EXERCISE DESCRIPTION: Search the entries below. Return every line that has "this" in it.

____ DATA RECORDS

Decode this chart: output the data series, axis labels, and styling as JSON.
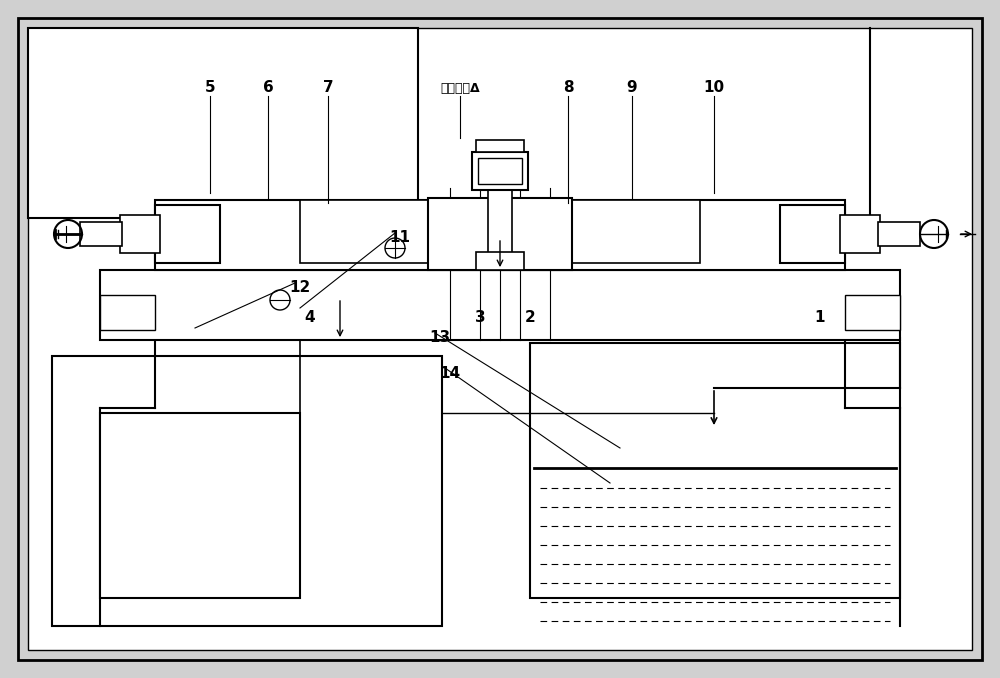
{
  "title_text": "加工间隙Δ",
  "fig_width": 10.0,
  "fig_height": 6.78,
  "bg_color": "#d8d8d8",
  "line_color": "#000000"
}
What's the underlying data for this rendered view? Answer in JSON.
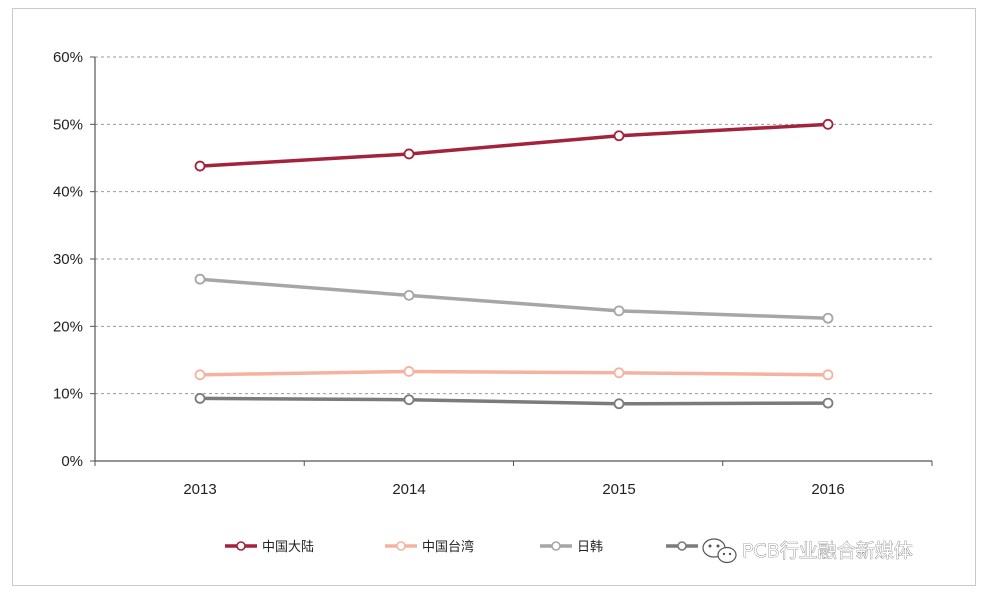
{
  "chart_data": {
    "type": "line",
    "categories": [
      "2013",
      "2014",
      "2015",
      "2016"
    ],
    "ylim": [
      0,
      60
    ],
    "yticks": [
      "0%",
      "10%",
      "20%",
      "30%",
      "40%",
      "50%",
      "60%"
    ],
    "grid": true,
    "legend_position": "bottom",
    "series": [
      {
        "name": "中国大陆",
        "color": "#a3223c",
        "values": [
          43.8,
          45.6,
          48.3,
          50.0
        ]
      },
      {
        "name": "中国台湾",
        "color": "#f5b39f",
        "values": [
          12.8,
          13.3,
          13.1,
          12.8
        ]
      },
      {
        "name": "日韩",
        "color": "#a6a6a6",
        "values": [
          27.0,
          24.6,
          22.3,
          21.2
        ]
      },
      {
        "name": "",
        "color": "#7b7b7b",
        "values": [
          9.3,
          9.1,
          8.5,
          8.6
        ]
      }
    ]
  },
  "watermark": {
    "text": "PCB行业融合新媒体",
    "icon": "wechat-icon"
  }
}
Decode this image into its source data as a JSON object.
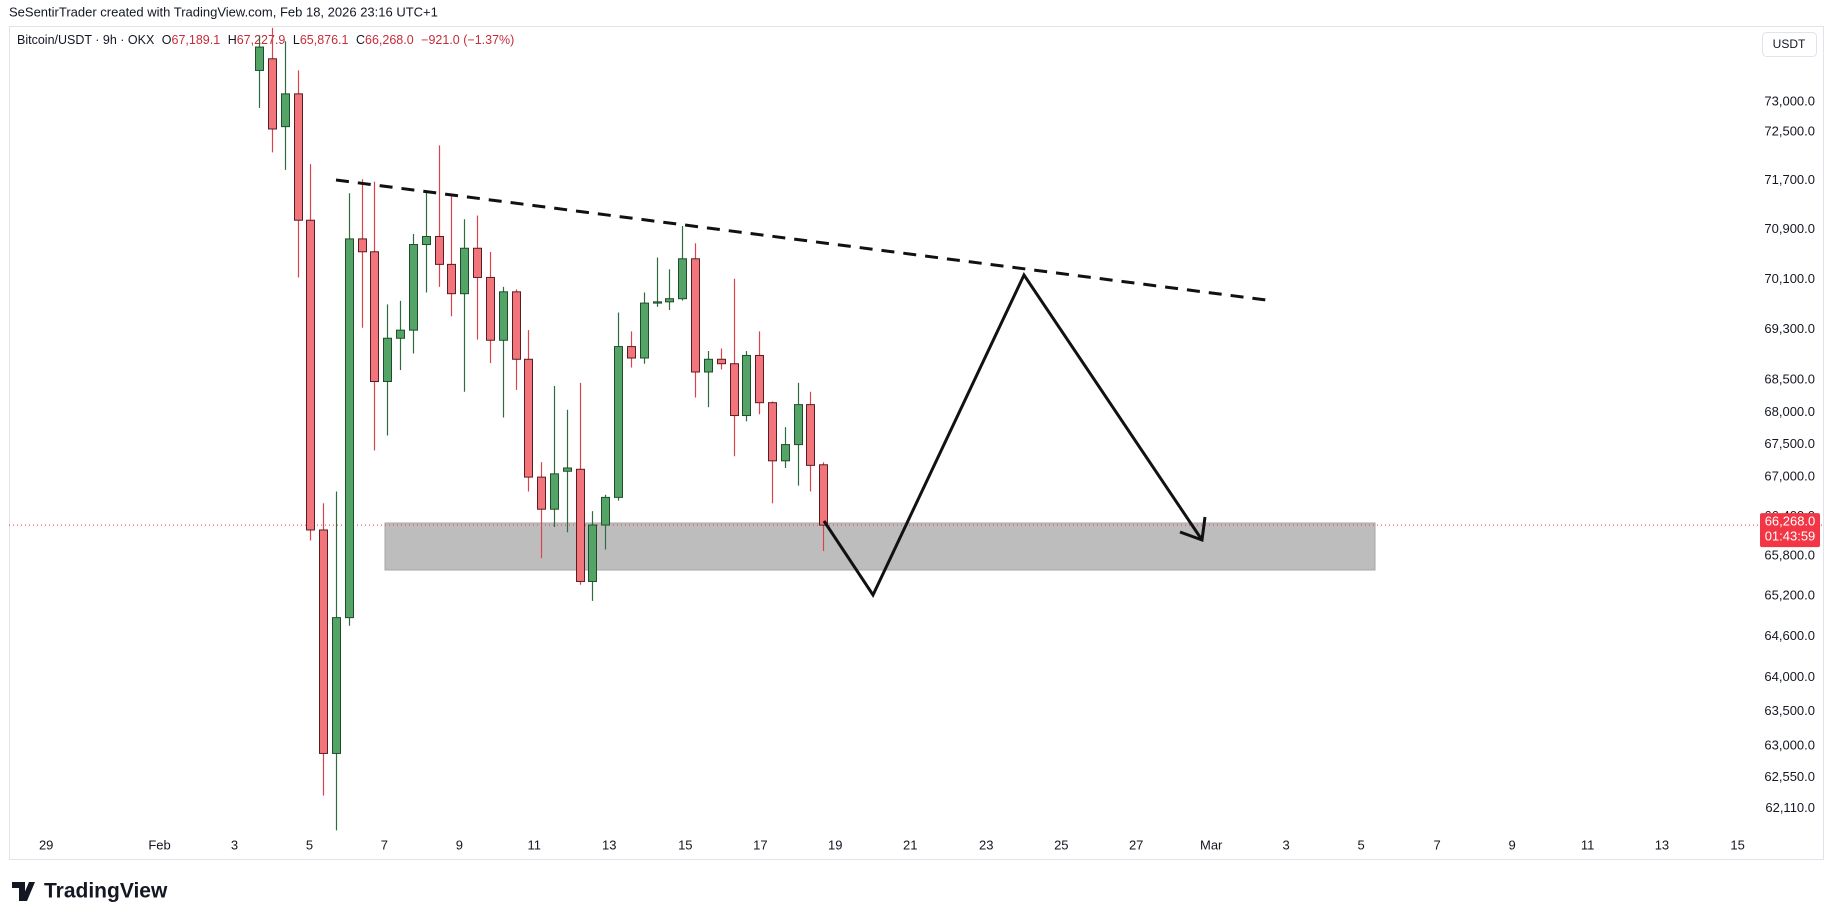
{
  "header": {
    "attribution": "SeSentirTrader created with TradingView.com, Feb 18, 2026 23:16 UTC+1"
  },
  "chart_data": {
    "type": "candlestick",
    "symbol": "Bitcoin/USDT · 9h · OKX",
    "legend": {
      "o_label": "O",
      "open": "67,189.1",
      "h_label": "H",
      "high": "67,227.9",
      "l_label": "L",
      "low": "65,876.1",
      "c_label": "C",
      "close": "66,268.0",
      "change": "−921.0 (−1.37%)"
    },
    "currency": "USDT",
    "log_scale": true,
    "up_color": "#55a467",
    "down_color": "#f2757c",
    "open": [
      73530,
      73726,
      72591,
      73137,
      71054,
      66195,
      62897,
      64881,
      70751,
      70543,
      68481,
      69162,
      69290,
      70660,
      70790,
      70340,
      69870,
      70600,
      70130,
      69130,
      69900,
      68830,
      67000,
      66510,
      67090,
      67120,
      65420,
      66270,
      66690,
      69030,
      68850,
      69720,
      69740,
      69790,
      70430,
      68630,
      68830,
      68760,
      67950,
      68890,
      68150,
      67250,
      67500,
      68120,
      67189.1
    ],
    "high": [
      74122,
      74250,
      74023,
      73530,
      71972,
      66600,
      66780,
      71493,
      71722,
      71684,
      69700,
      69756,
      70830,
      71530,
      72280,
      71490,
      71070,
      71130,
      70540,
      69980,
      69940,
      69290,
      67230,
      68410,
      68040,
      68460,
      66480,
      66730,
      69570,
      69270,
      69890,
      70450,
      70260,
      70960,
      70680,
      68960,
      69000,
      70110,
      68960,
      69270,
      68170,
      67770,
      68460,
      68320,
      67227.9
    ],
    "low": [
      72902,
      72165,
      71876,
      70130,
      66036,
      62294,
      61800,
      64760,
      69328,
      67409,
      67640,
      68660,
      68920,
      69890,
      69980,
      69510,
      68320,
      69140,
      68770,
      67920,
      68350,
      66780,
      65770,
      66240,
      66160,
      65370,
      65130,
      65900,
      66640,
      68700,
      68760,
      69660,
      69610,
      69760,
      68230,
      68080,
      68670,
      67320,
      67860,
      67970,
      66600,
      67140,
      66870,
      66780,
      65876.1
    ],
    "close": [
      73924,
      72552,
      73137,
      71054,
      66195,
      62897,
      64881,
      70751,
      70543,
      68481,
      69162,
      69290,
      70660,
      70790,
      70340,
      69870,
      70600,
      70130,
      69130,
      69900,
      68830,
      67000,
      66510,
      67050,
      67140,
      65420,
      66270,
      66690,
      69030,
      68850,
      69720,
      69740,
      69790,
      70430,
      68630,
      68830,
      68760,
      67950,
      68890,
      68150,
      67250,
      67500,
      68120,
      67180,
      66268.0
    ],
    "xlim": [
      -19.5,
      116.5
    ],
    "xticks": [
      {
        "value": -16.6,
        "label": "29"
      },
      {
        "value": -7.76,
        "label": "Feb"
      },
      {
        "value": -1.92,
        "label": "3"
      },
      {
        "value": 3.93,
        "label": "5"
      },
      {
        "value": 9.77,
        "label": "7"
      },
      {
        "value": 15.62,
        "label": "9"
      },
      {
        "value": 21.46,
        "label": "11"
      },
      {
        "value": 27.31,
        "label": "13"
      },
      {
        "value": 33.24,
        "label": "15"
      },
      {
        "value": 39.09,
        "label": "17"
      },
      {
        "value": 44.93,
        "label": "19"
      },
      {
        "value": 50.78,
        "label": "21"
      },
      {
        "value": 56.71,
        "label": "23"
      },
      {
        "value": 62.56,
        "label": "25"
      },
      {
        "value": 68.4,
        "label": "27"
      },
      {
        "value": 74.25,
        "label": "Mar"
      },
      {
        "value": 80.09,
        "label": "3"
      },
      {
        "value": 85.94,
        "label": "5"
      },
      {
        "value": 91.87,
        "label": "7"
      },
      {
        "value": 97.72,
        "label": "9"
      },
      {
        "value": 103.6,
        "label": "11"
      },
      {
        "value": 109.4,
        "label": "13"
      },
      {
        "value": 115.3,
        "label": "15"
      }
    ],
    "ylim": [
      61763,
      74281
    ],
    "yticks": [
      {
        "value": 73000,
        "label": "73,000.0"
      },
      {
        "value": 72500,
        "label": "72,500.0"
      },
      {
        "value": 71700,
        "label": "71,700.0"
      },
      {
        "value": 70900,
        "label": "70,900.0"
      },
      {
        "value": 70100,
        "label": "70,100.0"
      },
      {
        "value": 69300,
        "label": "69,300.0"
      },
      {
        "value": 68500,
        "label": "68,500.0"
      },
      {
        "value": 68000,
        "label": "68,000.0"
      },
      {
        "value": 67500,
        "label": "67,500.0"
      },
      {
        "value": 67000,
        "label": "67,000.0"
      },
      {
        "value": 66400,
        "label": "66,400.0"
      },
      {
        "value": 65800,
        "label": "65,800.0"
      },
      {
        "value": 65200,
        "label": "65,200.0"
      },
      {
        "value": 64600,
        "label": "64,600.0"
      },
      {
        "value": 64000,
        "label": "64,000.0"
      },
      {
        "value": 63500,
        "label": "63,500.0"
      },
      {
        "value": 63000,
        "label": "63,000.0"
      },
      {
        "value": 62550,
        "label": "62,550.0"
      },
      {
        "value": 62110,
        "label": "62,110.0"
      }
    ],
    "last_price": {
      "value": 66268.0,
      "label": "66,268.0"
    },
    "countdown": "01:43:59"
  },
  "footer": {
    "logo": "TradingView"
  }
}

________

TASK SOLUTION:
Decode this chart: output the data series, axis labels, and styling as JSON.
What's the underlying data for this rendered view? Answer in JSON.
Decode this image into its source data as a JSON object.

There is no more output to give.